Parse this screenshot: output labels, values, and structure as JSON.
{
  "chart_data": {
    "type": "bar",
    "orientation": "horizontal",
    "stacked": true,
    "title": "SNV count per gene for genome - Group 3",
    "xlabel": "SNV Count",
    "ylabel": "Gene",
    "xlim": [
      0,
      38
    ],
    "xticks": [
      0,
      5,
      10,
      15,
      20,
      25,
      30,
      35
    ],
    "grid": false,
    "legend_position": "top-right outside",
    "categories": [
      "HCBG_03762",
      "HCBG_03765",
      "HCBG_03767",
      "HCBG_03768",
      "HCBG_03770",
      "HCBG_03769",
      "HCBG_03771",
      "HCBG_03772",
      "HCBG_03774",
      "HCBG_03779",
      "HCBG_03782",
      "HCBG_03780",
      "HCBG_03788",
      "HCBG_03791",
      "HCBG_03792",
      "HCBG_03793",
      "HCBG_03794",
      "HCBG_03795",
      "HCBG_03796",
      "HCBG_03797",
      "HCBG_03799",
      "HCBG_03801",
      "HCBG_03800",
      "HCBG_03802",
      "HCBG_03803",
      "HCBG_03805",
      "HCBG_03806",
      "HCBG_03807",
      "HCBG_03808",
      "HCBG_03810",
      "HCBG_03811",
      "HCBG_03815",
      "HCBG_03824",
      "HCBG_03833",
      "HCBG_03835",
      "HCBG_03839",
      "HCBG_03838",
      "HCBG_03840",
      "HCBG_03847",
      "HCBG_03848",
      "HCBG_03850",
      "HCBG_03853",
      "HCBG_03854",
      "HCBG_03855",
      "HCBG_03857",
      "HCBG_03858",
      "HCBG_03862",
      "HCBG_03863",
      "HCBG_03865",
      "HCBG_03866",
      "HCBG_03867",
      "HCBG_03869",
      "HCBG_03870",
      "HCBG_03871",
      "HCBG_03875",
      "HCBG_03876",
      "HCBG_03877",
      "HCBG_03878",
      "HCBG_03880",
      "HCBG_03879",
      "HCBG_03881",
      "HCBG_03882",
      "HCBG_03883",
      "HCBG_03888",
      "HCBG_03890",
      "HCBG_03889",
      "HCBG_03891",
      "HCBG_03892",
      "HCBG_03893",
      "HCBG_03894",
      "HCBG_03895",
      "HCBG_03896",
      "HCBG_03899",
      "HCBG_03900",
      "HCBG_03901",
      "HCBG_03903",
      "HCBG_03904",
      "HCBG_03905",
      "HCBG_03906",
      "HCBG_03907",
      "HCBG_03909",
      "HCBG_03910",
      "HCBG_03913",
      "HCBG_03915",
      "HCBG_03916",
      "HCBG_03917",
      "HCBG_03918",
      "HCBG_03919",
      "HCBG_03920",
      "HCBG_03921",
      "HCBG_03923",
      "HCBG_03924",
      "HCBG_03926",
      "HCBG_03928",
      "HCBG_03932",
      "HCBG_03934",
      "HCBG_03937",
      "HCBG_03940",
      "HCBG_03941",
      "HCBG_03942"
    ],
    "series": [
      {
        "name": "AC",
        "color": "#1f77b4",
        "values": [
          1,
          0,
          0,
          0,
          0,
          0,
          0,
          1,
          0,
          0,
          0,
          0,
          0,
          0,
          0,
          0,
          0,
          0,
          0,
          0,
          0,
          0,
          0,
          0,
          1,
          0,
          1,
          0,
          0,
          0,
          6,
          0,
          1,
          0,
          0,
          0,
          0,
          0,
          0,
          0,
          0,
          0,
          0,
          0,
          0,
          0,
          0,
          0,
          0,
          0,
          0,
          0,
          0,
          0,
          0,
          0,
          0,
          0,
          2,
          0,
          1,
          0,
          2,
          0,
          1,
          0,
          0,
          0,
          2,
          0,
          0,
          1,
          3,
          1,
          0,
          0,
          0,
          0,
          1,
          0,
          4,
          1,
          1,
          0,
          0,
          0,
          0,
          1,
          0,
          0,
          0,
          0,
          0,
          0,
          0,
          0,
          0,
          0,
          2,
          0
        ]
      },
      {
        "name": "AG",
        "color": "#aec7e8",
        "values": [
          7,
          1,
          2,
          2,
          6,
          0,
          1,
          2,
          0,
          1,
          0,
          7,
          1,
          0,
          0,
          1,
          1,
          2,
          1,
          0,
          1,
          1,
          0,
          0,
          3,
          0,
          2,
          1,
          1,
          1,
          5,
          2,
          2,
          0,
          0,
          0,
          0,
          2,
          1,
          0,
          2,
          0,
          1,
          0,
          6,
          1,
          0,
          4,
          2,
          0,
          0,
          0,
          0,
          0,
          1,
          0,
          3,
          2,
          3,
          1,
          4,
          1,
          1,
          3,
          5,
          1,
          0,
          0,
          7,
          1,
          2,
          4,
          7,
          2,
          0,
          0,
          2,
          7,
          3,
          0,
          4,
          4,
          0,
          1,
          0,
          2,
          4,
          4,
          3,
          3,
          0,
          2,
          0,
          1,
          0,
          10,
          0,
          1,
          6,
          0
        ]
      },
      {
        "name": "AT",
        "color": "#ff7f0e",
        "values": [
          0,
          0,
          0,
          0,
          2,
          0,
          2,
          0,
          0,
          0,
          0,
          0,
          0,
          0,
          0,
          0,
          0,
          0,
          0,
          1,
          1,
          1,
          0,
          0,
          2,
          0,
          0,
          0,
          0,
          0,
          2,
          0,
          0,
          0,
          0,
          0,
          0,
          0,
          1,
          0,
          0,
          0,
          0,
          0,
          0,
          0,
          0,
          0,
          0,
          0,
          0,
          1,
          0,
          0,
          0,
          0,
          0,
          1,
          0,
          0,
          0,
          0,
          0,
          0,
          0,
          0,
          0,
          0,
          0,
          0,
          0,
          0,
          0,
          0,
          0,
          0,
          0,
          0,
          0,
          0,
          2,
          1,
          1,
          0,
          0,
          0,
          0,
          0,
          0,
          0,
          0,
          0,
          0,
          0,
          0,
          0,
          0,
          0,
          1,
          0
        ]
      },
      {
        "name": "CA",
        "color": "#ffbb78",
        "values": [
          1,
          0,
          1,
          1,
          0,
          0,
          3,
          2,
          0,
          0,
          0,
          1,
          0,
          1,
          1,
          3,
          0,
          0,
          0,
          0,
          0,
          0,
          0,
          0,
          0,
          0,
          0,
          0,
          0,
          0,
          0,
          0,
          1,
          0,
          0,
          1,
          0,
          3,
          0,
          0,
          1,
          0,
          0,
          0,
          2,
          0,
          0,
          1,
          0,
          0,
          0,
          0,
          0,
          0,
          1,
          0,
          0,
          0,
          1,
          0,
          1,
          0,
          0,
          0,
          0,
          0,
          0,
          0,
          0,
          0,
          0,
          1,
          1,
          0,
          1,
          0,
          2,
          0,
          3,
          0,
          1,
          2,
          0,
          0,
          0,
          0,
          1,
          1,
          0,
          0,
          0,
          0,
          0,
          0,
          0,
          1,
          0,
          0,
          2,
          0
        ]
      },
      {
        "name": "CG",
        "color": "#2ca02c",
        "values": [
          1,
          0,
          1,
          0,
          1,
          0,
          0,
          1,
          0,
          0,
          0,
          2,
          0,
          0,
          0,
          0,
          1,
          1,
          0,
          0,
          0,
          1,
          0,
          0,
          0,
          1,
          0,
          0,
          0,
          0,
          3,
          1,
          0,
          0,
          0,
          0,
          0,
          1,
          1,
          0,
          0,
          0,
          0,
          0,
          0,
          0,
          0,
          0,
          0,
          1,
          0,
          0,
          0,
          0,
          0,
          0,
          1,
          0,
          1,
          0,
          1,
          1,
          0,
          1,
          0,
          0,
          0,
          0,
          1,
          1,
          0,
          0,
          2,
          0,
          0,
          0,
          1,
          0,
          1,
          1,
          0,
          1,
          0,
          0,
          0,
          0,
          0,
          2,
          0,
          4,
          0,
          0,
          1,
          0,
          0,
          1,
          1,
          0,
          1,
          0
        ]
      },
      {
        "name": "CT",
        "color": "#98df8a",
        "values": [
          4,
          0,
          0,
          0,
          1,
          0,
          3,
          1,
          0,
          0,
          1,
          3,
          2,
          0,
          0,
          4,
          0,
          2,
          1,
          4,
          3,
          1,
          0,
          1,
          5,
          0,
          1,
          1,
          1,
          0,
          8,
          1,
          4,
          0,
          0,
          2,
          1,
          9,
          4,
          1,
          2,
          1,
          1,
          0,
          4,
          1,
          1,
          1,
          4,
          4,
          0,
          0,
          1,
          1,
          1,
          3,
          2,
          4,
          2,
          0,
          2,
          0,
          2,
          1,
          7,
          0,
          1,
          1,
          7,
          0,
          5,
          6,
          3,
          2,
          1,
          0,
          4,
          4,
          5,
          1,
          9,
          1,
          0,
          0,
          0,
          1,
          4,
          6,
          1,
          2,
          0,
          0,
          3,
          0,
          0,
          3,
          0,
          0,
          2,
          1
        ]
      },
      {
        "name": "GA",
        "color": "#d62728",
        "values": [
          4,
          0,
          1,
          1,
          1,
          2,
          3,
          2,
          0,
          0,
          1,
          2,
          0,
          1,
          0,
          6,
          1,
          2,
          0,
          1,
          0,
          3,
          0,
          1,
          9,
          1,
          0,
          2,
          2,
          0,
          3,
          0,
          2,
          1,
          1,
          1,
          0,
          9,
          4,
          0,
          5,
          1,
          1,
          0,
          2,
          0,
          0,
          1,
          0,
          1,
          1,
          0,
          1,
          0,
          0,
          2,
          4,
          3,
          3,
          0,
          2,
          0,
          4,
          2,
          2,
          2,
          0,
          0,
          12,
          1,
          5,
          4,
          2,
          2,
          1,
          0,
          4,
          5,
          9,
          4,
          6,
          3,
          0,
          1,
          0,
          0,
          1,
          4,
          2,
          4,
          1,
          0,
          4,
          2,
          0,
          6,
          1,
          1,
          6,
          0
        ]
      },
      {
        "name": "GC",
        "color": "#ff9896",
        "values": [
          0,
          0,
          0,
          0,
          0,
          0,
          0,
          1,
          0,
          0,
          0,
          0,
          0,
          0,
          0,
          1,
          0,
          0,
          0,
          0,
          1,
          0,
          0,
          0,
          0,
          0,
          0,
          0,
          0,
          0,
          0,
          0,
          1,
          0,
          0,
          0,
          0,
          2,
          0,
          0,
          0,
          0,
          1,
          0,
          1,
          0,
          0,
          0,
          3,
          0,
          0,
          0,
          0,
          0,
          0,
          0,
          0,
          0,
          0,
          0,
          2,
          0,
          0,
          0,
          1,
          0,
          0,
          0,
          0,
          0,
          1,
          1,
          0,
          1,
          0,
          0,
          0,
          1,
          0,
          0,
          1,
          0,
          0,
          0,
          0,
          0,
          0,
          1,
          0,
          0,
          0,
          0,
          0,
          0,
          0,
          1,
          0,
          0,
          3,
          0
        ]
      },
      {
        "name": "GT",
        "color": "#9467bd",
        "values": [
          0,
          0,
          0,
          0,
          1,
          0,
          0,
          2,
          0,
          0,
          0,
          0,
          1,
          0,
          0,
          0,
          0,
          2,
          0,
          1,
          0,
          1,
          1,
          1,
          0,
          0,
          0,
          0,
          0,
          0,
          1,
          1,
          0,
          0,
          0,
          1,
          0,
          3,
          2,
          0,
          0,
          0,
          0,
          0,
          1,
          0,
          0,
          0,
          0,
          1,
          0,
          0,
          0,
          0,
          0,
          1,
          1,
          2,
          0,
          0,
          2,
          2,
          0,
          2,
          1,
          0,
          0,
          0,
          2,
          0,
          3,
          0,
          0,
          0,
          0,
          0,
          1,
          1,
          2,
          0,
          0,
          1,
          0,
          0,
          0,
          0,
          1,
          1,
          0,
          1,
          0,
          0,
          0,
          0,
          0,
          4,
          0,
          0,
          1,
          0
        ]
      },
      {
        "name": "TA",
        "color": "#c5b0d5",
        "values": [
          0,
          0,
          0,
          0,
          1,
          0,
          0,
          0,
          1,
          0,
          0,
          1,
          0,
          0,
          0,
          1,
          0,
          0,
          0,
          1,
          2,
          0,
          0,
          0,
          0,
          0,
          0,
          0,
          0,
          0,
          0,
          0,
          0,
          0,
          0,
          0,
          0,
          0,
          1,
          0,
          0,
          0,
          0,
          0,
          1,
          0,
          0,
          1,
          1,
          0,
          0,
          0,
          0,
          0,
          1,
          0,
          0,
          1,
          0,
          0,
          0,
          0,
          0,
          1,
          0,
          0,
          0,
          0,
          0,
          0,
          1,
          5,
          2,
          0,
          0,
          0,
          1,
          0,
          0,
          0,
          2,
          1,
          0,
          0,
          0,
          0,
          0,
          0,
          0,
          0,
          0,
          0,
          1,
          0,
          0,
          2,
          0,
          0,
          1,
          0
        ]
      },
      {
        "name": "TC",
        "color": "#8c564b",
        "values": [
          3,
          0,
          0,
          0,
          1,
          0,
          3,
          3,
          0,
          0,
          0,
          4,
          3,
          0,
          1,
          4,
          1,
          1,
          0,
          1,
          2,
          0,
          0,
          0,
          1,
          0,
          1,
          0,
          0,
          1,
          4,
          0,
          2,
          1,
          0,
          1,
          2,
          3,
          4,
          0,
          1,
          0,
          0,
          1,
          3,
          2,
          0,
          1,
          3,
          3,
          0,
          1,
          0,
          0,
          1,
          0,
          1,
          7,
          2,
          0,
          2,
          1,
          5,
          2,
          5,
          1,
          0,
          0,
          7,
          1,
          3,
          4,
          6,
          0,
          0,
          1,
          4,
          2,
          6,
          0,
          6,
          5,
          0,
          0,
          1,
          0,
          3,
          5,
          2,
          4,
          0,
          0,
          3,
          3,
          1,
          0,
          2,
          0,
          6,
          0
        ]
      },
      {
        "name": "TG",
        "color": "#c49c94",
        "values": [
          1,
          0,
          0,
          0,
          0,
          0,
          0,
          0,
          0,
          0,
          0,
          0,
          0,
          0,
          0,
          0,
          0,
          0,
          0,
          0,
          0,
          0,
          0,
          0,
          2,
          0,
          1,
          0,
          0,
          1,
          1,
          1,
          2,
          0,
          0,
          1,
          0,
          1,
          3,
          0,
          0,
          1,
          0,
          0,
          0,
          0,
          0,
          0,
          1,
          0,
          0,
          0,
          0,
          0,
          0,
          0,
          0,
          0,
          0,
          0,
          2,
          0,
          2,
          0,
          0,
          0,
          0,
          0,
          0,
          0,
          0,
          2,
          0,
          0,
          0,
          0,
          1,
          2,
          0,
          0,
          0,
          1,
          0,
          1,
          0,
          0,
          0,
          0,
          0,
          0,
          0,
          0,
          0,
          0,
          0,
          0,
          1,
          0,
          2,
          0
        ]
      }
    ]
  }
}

-- -- --

Check each line of the entries above for the string "color", and return those that contain it.

REPLY ::
        "color": "#1f77b4",
        "color": "#aec7e8",
        "color": "#ff7f0e",
        "color": "#ffbb78",
        "color": "#2ca02c",
        "color": "#98df8a",
        "color": "#d62728",
        "color": "#ff9896",
        "color": "#9467bd",
        "color": "#c5b0d5",
        "color": "#8c564b",
        "color": "#c49c94",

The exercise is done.